Stated task — Can you pull out each line of the data below that includes the word "this"?

Dataset listings of figures —
______________________________
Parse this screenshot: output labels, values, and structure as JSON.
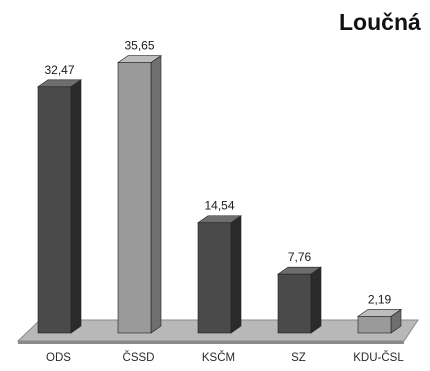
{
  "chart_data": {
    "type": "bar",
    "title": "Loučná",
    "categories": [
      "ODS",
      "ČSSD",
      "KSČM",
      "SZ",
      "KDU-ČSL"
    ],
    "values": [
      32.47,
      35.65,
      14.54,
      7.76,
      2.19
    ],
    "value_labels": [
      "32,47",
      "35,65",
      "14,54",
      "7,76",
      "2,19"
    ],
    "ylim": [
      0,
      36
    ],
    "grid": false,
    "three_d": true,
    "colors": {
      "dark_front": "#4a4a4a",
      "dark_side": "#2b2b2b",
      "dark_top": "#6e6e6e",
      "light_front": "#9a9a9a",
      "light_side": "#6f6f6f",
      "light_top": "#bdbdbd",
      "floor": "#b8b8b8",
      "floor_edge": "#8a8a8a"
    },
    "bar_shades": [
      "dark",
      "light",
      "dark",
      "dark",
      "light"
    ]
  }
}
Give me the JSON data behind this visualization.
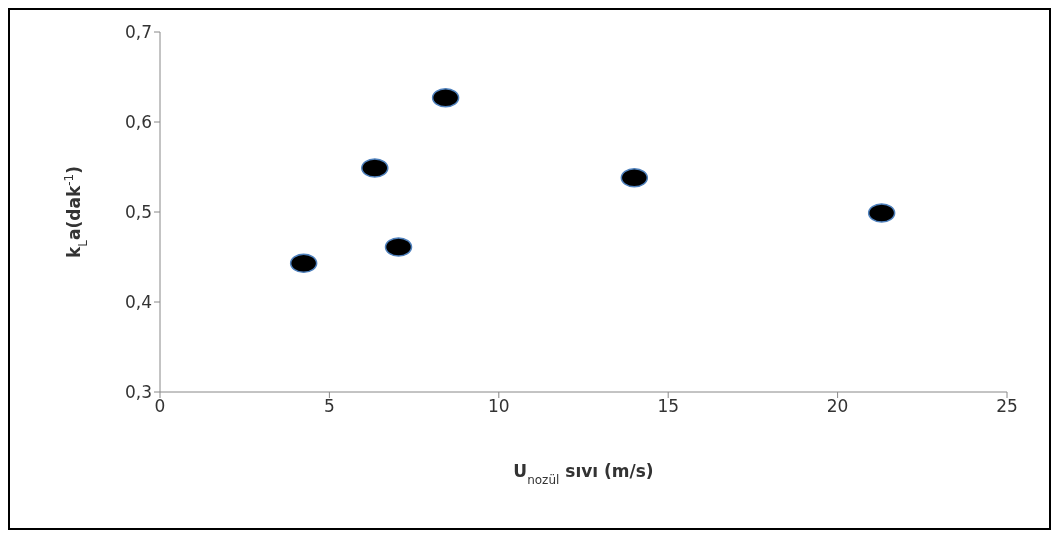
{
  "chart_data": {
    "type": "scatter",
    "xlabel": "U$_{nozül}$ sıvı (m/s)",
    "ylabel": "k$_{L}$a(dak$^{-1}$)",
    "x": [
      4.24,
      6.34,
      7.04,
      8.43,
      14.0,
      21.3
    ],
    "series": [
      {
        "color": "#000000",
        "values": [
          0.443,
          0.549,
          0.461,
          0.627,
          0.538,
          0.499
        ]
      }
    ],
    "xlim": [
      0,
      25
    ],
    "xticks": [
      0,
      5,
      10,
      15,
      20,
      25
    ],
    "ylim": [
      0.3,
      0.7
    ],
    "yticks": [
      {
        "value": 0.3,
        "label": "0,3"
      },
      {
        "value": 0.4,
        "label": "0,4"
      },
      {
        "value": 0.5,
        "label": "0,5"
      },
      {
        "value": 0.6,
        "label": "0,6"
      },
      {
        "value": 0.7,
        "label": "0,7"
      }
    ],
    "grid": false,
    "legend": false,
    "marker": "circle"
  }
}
______________________________
Result of the exercise —
Parse this screenshot: output labels, values, and structure as JSON.
Give me the JSON data behind this visualization.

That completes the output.